◆ **Problem statement**: Write out all of the lines below, exactly and completely.

◆ **Given entries**:

--------------------

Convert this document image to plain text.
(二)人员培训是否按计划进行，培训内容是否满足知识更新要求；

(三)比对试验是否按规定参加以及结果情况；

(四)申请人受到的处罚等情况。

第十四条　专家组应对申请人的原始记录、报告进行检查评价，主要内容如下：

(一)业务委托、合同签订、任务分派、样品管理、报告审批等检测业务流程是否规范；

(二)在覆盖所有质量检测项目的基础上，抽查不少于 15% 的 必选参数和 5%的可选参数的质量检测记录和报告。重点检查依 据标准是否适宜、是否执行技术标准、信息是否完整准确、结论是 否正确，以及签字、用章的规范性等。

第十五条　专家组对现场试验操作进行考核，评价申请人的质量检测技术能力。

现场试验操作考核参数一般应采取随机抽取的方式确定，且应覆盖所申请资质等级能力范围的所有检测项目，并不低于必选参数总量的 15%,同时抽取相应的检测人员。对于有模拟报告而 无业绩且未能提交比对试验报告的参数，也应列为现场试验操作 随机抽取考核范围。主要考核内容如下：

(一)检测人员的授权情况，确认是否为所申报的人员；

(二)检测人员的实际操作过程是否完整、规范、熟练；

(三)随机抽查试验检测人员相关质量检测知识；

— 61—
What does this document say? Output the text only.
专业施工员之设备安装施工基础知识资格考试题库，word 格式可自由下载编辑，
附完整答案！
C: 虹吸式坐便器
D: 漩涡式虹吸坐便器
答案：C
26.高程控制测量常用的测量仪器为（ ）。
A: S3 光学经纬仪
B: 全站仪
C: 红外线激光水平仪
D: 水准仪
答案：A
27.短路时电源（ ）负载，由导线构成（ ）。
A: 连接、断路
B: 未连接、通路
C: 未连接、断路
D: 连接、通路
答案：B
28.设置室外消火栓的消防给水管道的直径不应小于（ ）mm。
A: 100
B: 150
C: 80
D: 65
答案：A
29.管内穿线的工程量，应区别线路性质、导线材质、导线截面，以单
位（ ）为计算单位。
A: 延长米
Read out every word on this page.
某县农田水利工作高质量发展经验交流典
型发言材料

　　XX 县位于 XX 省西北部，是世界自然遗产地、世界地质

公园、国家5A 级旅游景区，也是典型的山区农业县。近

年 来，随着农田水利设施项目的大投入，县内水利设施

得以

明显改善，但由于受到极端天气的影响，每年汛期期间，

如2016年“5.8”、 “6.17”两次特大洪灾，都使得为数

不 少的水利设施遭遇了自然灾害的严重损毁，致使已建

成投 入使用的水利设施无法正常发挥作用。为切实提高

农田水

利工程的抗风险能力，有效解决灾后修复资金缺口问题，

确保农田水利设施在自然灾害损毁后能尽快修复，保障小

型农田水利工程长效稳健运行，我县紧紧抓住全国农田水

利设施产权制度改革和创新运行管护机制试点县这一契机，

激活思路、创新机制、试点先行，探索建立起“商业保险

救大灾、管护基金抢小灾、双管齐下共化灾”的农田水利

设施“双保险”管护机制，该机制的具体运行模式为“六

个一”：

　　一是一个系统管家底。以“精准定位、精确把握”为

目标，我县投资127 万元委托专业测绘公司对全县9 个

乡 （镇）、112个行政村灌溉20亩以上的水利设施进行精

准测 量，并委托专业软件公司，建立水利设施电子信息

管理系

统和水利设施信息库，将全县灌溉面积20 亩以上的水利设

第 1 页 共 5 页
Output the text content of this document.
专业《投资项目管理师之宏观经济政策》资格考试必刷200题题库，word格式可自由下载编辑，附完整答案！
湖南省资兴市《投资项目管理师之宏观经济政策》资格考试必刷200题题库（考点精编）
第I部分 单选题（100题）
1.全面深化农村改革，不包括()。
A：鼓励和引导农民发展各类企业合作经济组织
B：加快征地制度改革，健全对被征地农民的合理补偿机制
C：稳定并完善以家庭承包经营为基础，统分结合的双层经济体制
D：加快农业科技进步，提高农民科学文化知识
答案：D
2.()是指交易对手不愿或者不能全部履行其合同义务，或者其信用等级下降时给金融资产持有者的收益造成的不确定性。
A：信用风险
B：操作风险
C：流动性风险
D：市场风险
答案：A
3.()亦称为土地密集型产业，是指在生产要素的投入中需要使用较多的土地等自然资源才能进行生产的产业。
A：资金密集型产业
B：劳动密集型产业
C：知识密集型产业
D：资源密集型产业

--------------------

◆ **Solution for this problem**:
Convert this document image to plain text.
(二)人员培训是否按计划进行，培训内容是否满足知识更新要求；

(三)比对试验是否按规定参加以及结果情况；

(四)申请人受到的处罚等情况。

第十四条　专家组应对申请人的原始记录、报告进行检查评价，主要内容如下：

(一)业务委托、合同签订、任务分派、样品管理、报告审批等检测业务流程是否规范；

(二)在覆盖所有质量检测项目的基础上，抽查不少于 15% 的 必选参数和 5%的可选参数的质量检测记录和报告。重点检查依 据标准是否适宜、是否执行技术标准、信息是否完整准确、结论是 否正确，以及签字、用章的规范性等。

第十五条　专家组对现场试验操作进行考核，评价申请人的质量检测技术能力。

现场试验操作考核参数一般应采取随机抽取的方式确定，且应覆盖所申请资质等级能力范围的所有检测项目，并不低于必选参数总量的 15%,同时抽取相应的检测人员。对于有模拟报告而 无业绩且未能提交比对试验报告的参数，也应列为现场试验操作 随机抽取考核范围。主要考核内容如下：

(一)检测人员的授权情况，确认是否为所申报的人员；

(二)检测人员的实际操作过程是否完整、规范、熟练；

(三)随机抽查试验检测人员相关质量检测知识；

— 61—
What does this document say? Output the text only.
专业施工员之设备安装施工基础知识资格考试题库，word 格式可自由下载编辑，
附完整答案！
C: 虹吸式坐便器
D: 漩涡式虹吸坐便器
答案：C
26.高程控制测量常用的测量仪器为（ ）。
A: S3 光学经纬仪
B: 全站仪
C: 红外线激光水平仪
D: 水准仪
答案：A
27.短路时电源（ ）负载，由导线构成（ ）。
A: 连接、断路
B: 未连接、通路
C: 未连接、断路
D: 连接、通路
答案：B
28.设置室外消火栓的消防给水管道的直径不应小于（ ）mm。
A: 100
B: 150
C: 80
D: 65
答案：A
29.管内穿线的工程量，应区别线路性质、导线材质、导线截面，以单
位（ ）为计算单位。
A: 延长米
Read out every word on this page.
某县农田水利工作高质量发展经验交流典
型发言材料

　　XX 县位于 XX 省西北部，是世界自然遗产地、世界地质

公园、国家5A 级旅游景区，也是典型的山区农业县。近

年 来，随着农田水利设施项目的大投入，县内水利设施

得以

明显改善，但由于受到极端天气的影响，每年汛期期间，

如2016年“5.8”、 “6.17”两次特大洪灾，都使得为数

不 少的水利设施遭遇了自然灾害的严重损毁，致使已建

成投 入使用的水利设施无法正常发挥作用。为切实提高

农田水

利工程的抗风险能力，有效解决灾后修复资金缺口问题，

确保农田水利设施在自然灾害损毁后能尽快修复，保障小

型农田水利工程长效稳健运行，我县紧紧抓住全国农田水

利设施产权制度改革和创新运行管护机制试点县这一契机，

激活思路、创新机制、试点先行，探索建立起“商业保险

救大灾、管护基金抢小灾、双管齐下共化灾”的农田水利

设施“双保险”管护机制，该机制的具体运行模式为“六

个一”：

　　一是一个系统管家底。以“精准定位、精确把握”为

目标，我县投资127 万元委托专业测绘公司对全县9 个

乡 （镇）、112个行政村灌溉20亩以上的水利设施进行精

准测 量，并委托专业软件公司，建立水利设施电子信息

管理系

统和水利设施信息库，将全县灌溉面积20 亩以上的水利设

第 1 页 共 5 页
Output the text content of this document.
专业《投资项目管理师之宏观经济政策》资格考试必刷200题题库，word格式可自由下载编辑，附完整答案！
湖南省资兴市《投资项目管理师之宏观经济政策》资格考试必刷200题题库（考点精编）
第I部分 单选题（100题）
1.全面深化农村改革，不包括()。
A：鼓励和引导农民发展各类企业合作经济组织
B：加快征地制度改革，健全对被征地农民的合理补偿机制
C：稳定并完善以家庭承包经营为基础，统分结合的双层经济体制
D：加快农业科技进步，提高农民科学文化知识
答案：D
2.()是指交易对手不愿或者不能全部履行其合同义务，或者其信用等级下降时给金融资产持有者的收益造成的不确定性。
A：信用风险
B：操作风险
C：流动性风险
D：市场风险
答案：A
3.()亦称为土地密集型产业，是指在生产要素的投入中需要使用较多的土地等自然资源才能进行生产的产业。
A：资金密集型产业
B：劳动密集型产业
C：知识密集型产业
D：资源密集型产业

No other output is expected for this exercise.